▶ **Exercise details**
Copy the listing verbatim, excluding any images found in it.

Data records
◆ ◆ ◆ ◆ ◆ ◆ ◆
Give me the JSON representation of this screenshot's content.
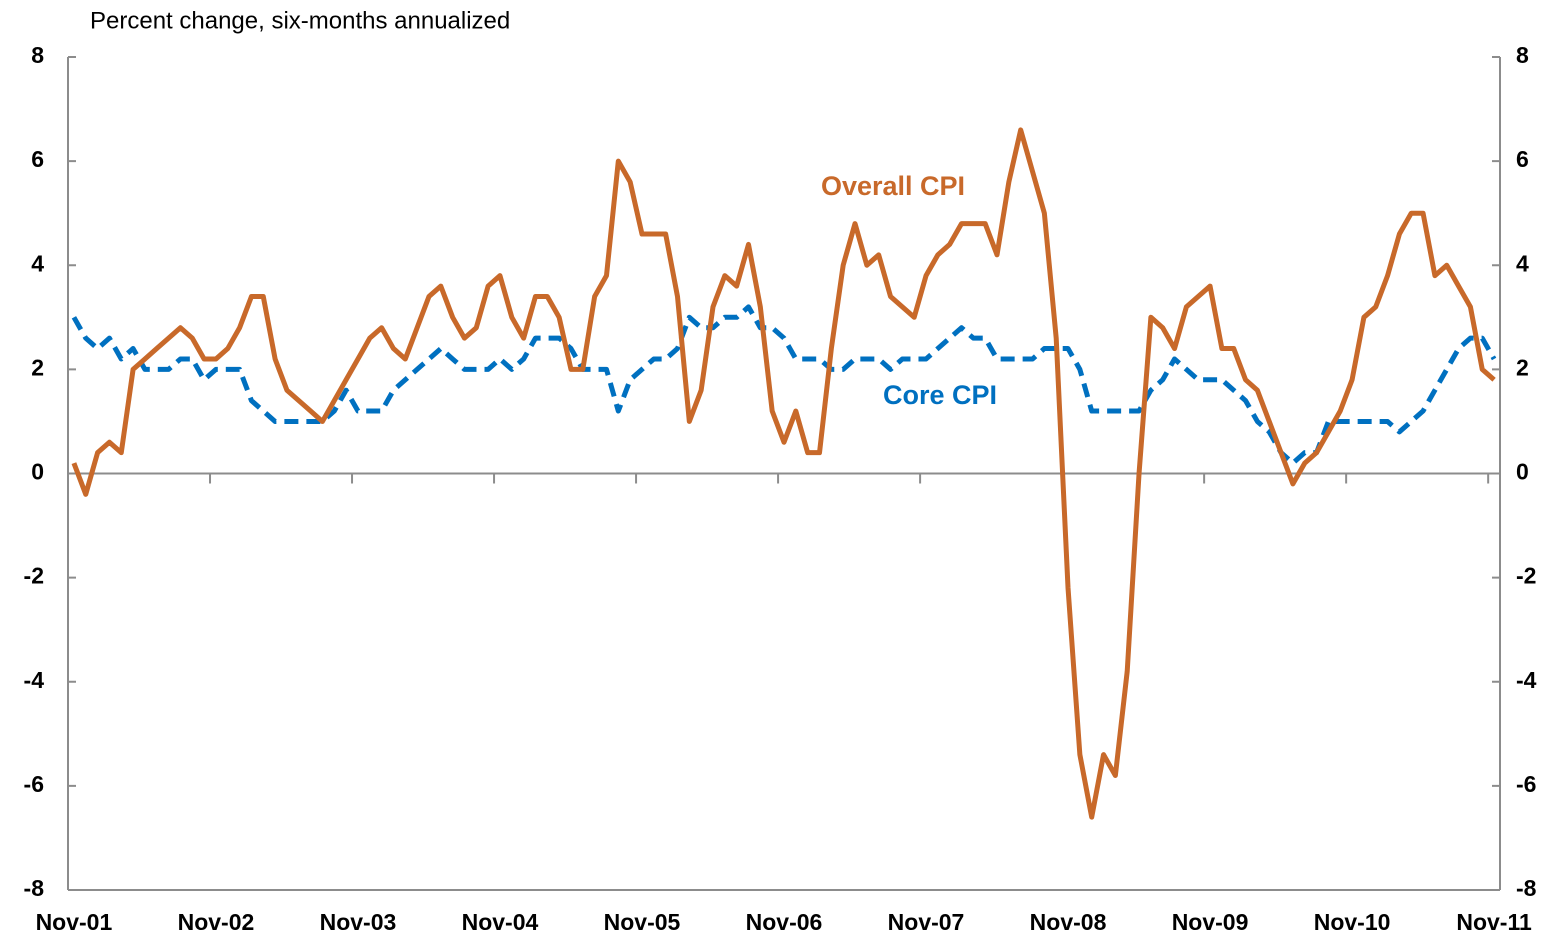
{
  "chart_data": {
    "type": "line",
    "y_axis_label": "Percent change, six-months annualized",
    "categories": [
      "Nov-01",
      null,
      null,
      null,
      null,
      null,
      null,
      null,
      null,
      null,
      null,
      null,
      "Nov-02",
      null,
      null,
      null,
      null,
      null,
      null,
      null,
      null,
      null,
      null,
      null,
      "Nov-03",
      null,
      null,
      null,
      null,
      null,
      null,
      null,
      null,
      null,
      null,
      null,
      "Nov-04",
      null,
      null,
      null,
      null,
      null,
      null,
      null,
      null,
      null,
      null,
      null,
      "Nov-05",
      null,
      null,
      null,
      null,
      null,
      null,
      null,
      null,
      null,
      null,
      null,
      "Nov-06",
      null,
      null,
      null,
      null,
      null,
      null,
      null,
      null,
      null,
      null,
      null,
      "Nov-07",
      null,
      null,
      null,
      null,
      null,
      null,
      null,
      null,
      null,
      null,
      null,
      "Nov-08",
      null,
      null,
      null,
      null,
      null,
      null,
      null,
      null,
      null,
      null,
      null,
      "Nov-09",
      null,
      null,
      null,
      null,
      null,
      null,
      null,
      null,
      null,
      null,
      null,
      "Nov-10",
      null,
      null,
      null,
      null,
      null,
      null,
      null,
      null,
      null,
      null,
      null,
      "Nov-11"
    ],
    "series": [
      {
        "name": "Overall CPI",
        "color": "#c8692a",
        "dash": false,
        "values": [
          0.2,
          -0.4,
          0.4,
          0.6,
          0.4,
          2.0,
          2.2,
          2.4,
          2.6,
          2.8,
          2.6,
          2.2,
          2.2,
          2.4,
          2.8,
          3.4,
          3.4,
          2.2,
          1.6,
          1.4,
          1.2,
          1.0,
          1.4,
          1.8,
          2.2,
          2.6,
          2.8,
          2.4,
          2.2,
          2.8,
          3.4,
          3.6,
          3.0,
          2.6,
          2.8,
          3.6,
          3.8,
          3.0,
          2.6,
          3.4,
          3.4,
          3.0,
          2.0,
          2.0,
          3.4,
          3.8,
          6.0,
          5.6,
          4.6,
          4.6,
          4.6,
          3.4,
          1.0,
          1.6,
          3.2,
          3.8,
          3.6,
          4.4,
          3.2,
          1.2,
          0.6,
          1.2,
          0.4,
          0.4,
          2.4,
          4.0,
          4.8,
          4.0,
          4.2,
          3.4,
          3.2,
          3.0,
          3.8,
          4.2,
          4.4,
          4.8,
          4.8,
          4.8,
          4.2,
          5.6,
          6.6,
          5.8,
          5.0,
          2.6,
          -2.2,
          -5.4,
          -6.6,
          -5.4,
          -5.8,
          -3.8,
          0.0,
          3.0,
          2.8,
          2.4,
          3.2,
          3.4,
          3.6,
          2.4,
          2.4,
          1.8,
          1.6,
          1.0,
          0.4,
          -0.2,
          0.2,
          0.4,
          0.8,
          1.2,
          1.8,
          3.0,
          3.2,
          3.8,
          4.6,
          5.0,
          5.0,
          3.8,
          4.0,
          3.6,
          3.2,
          2.0,
          1.8
        ]
      },
      {
        "name": "Core CPI",
        "color": "#0070c0",
        "dash": true,
        "values": [
          3.0,
          2.6,
          2.4,
          2.6,
          2.2,
          2.4,
          2.0,
          2.0,
          2.0,
          2.2,
          2.2,
          1.8,
          2.0,
          2.0,
          2.0,
          1.4,
          1.2,
          1.0,
          1.0,
          1.0,
          1.0,
          1.0,
          1.2,
          1.6,
          1.2,
          1.2,
          1.2,
          1.6,
          1.8,
          2.0,
          2.2,
          2.4,
          2.2,
          2.0,
          2.0,
          2.0,
          2.2,
          2.0,
          2.2,
          2.6,
          2.6,
          2.6,
          2.4,
          2.0,
          2.0,
          2.0,
          1.2,
          1.8,
          2.0,
          2.2,
          2.2,
          2.4,
          3.0,
          2.8,
          2.8,
          3.0,
          3.0,
          3.2,
          2.8,
          2.8,
          2.6,
          2.2,
          2.2,
          2.2,
          2.0,
          2.0,
          2.2,
          2.2,
          2.2,
          2.0,
          2.2,
          2.2,
          2.2,
          2.4,
          2.6,
          2.8,
          2.6,
          2.6,
          2.2,
          2.2,
          2.2,
          2.2,
          2.4,
          2.4,
          2.4,
          2.0,
          1.2,
          1.2,
          1.2,
          1.2,
          1.2,
          1.6,
          1.8,
          2.2,
          2.0,
          1.8,
          1.8,
          1.8,
          1.6,
          1.4,
          1.0,
          0.8,
          0.4,
          0.2,
          0.4,
          0.4,
          1.0,
          1.0,
          1.0,
          1.0,
          1.0,
          1.0,
          0.8,
          1.0,
          1.2,
          1.6,
          2.0,
          2.4,
          2.6,
          2.6,
          2.2
        ]
      }
    ],
    "ylim": [
      -8,
      8
    ],
    "yticks": [
      -8,
      -6,
      -4,
      -2,
      0,
      2,
      4,
      6,
      8
    ],
    "y2lim": [
      -8,
      8
    ],
    "y2ticks": [
      -8,
      -6,
      -4,
      -2,
      0,
      2,
      4,
      6,
      8
    ],
    "annotations": [
      {
        "text": "Overall CPI",
        "series": 0
      },
      {
        "text": "Core CPI",
        "series": 1
      }
    ]
  }
}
◆ ◆ ◆ ◆ ◆ ◆ ◆
▶ **In response**
Give me the JSON representation of this screenshot's content.
{
  "chart_data": {
    "type": "line",
    "y_axis_label": "Percent change, six-months annualized",
    "categories": [
      "Nov-01",
      null,
      null,
      null,
      null,
      null,
      null,
      null,
      null,
      null,
      null,
      null,
      "Nov-02",
      null,
      null,
      null,
      null,
      null,
      null,
      null,
      null,
      null,
      null,
      null,
      "Nov-03",
      null,
      null,
      null,
      null,
      null,
      null,
      null,
      null,
      null,
      null,
      null,
      "Nov-04",
      null,
      null,
      null,
      null,
      null,
      null,
      null,
      null,
      null,
      null,
      null,
      "Nov-05",
      null,
      null,
      null,
      null,
      null,
      null,
      null,
      null,
      null,
      null,
      null,
      "Nov-06",
      null,
      null,
      null,
      null,
      null,
      null,
      null,
      null,
      null,
      null,
      null,
      "Nov-07",
      null,
      null,
      null,
      null,
      null,
      null,
      null,
      null,
      null,
      null,
      null,
      "Nov-08",
      null,
      null,
      null,
      null,
      null,
      null,
      null,
      null,
      null,
      null,
      null,
      "Nov-09",
      null,
      null,
      null,
      null,
      null,
      null,
      null,
      null,
      null,
      null,
      null,
      "Nov-10",
      null,
      null,
      null,
      null,
      null,
      null,
      null,
      null,
      null,
      null,
      null,
      "Nov-11"
    ],
    "series": [
      {
        "name": "Overall CPI",
        "color": "#c8692a",
        "dash": false,
        "values": [
          0.2,
          -0.4,
          0.4,
          0.6,
          0.4,
          2.0,
          2.2,
          2.4,
          2.6,
          2.8,
          2.6,
          2.2,
          2.2,
          2.4,
          2.8,
          3.4,
          3.4,
          2.2,
          1.6,
          1.4,
          1.2,
          1.0,
          1.4,
          1.8,
          2.2,
          2.6,
          2.8,
          2.4,
          2.2,
          2.8,
          3.4,
          3.6,
          3.0,
          2.6,
          2.8,
          3.6,
          3.8,
          3.0,
          2.6,
          3.4,
          3.4,
          3.0,
          2.0,
          2.0,
          3.4,
          3.8,
          6.0,
          5.6,
          4.6,
          4.6,
          4.6,
          3.4,
          1.0,
          1.6,
          3.2,
          3.8,
          3.6,
          4.4,
          3.2,
          1.2,
          0.6,
          1.2,
          0.4,
          0.4,
          2.4,
          4.0,
          4.8,
          4.0,
          4.2,
          3.4,
          3.2,
          3.0,
          3.8,
          4.2,
          4.4,
          4.8,
          4.8,
          4.8,
          4.2,
          5.6,
          6.6,
          5.8,
          5.0,
          2.6,
          -2.2,
          -5.4,
          -6.6,
          -5.4,
          -5.8,
          -3.8,
          0.0,
          3.0,
          2.8,
          2.4,
          3.2,
          3.4,
          3.6,
          2.4,
          2.4,
          1.8,
          1.6,
          1.0,
          0.4,
          -0.2,
          0.2,
          0.4,
          0.8,
          1.2,
          1.8,
          3.0,
          3.2,
          3.8,
          4.6,
          5.0,
          5.0,
          3.8,
          4.0,
          3.6,
          3.2,
          2.0,
          1.8
        ]
      },
      {
        "name": "Core CPI",
        "color": "#0070c0",
        "dash": true,
        "values": [
          3.0,
          2.6,
          2.4,
          2.6,
          2.2,
          2.4,
          2.0,
          2.0,
          2.0,
          2.2,
          2.2,
          1.8,
          2.0,
          2.0,
          2.0,
          1.4,
          1.2,
          1.0,
          1.0,
          1.0,
          1.0,
          1.0,
          1.2,
          1.6,
          1.2,
          1.2,
          1.2,
          1.6,
          1.8,
          2.0,
          2.2,
          2.4,
          2.2,
          2.0,
          2.0,
          2.0,
          2.2,
          2.0,
          2.2,
          2.6,
          2.6,
          2.6,
          2.4,
          2.0,
          2.0,
          2.0,
          1.2,
          1.8,
          2.0,
          2.2,
          2.2,
          2.4,
          3.0,
          2.8,
          2.8,
          3.0,
          3.0,
          3.2,
          2.8,
          2.8,
          2.6,
          2.2,
          2.2,
          2.2,
          2.0,
          2.0,
          2.2,
          2.2,
          2.2,
          2.0,
          2.2,
          2.2,
          2.2,
          2.4,
          2.6,
          2.8,
          2.6,
          2.6,
          2.2,
          2.2,
          2.2,
          2.2,
          2.4,
          2.4,
          2.4,
          2.0,
          1.2,
          1.2,
          1.2,
          1.2,
          1.2,
          1.6,
          1.8,
          2.2,
          2.0,
          1.8,
          1.8,
          1.8,
          1.6,
          1.4,
          1.0,
          0.8,
          0.4,
          0.2,
          0.4,
          0.4,
          1.0,
          1.0,
          1.0,
          1.0,
          1.0,
          1.0,
          0.8,
          1.0,
          1.2,
          1.6,
          2.0,
          2.4,
          2.6,
          2.6,
          2.2
        ]
      }
    ],
    "ylim": [
      -8,
      8
    ],
    "yticks": [
      -8,
      -6,
      -4,
      -2,
      0,
      2,
      4,
      6,
      8
    ],
    "y2lim": [
      -8,
      8
    ],
    "y2ticks": [
      -8,
      -6,
      -4,
      -2,
      0,
      2,
      4,
      6,
      8
    ],
    "annotations": [
      {
        "text": "Overall CPI",
        "series": 0
      },
      {
        "text": "Core CPI",
        "series": 1
      }
    ]
  }
}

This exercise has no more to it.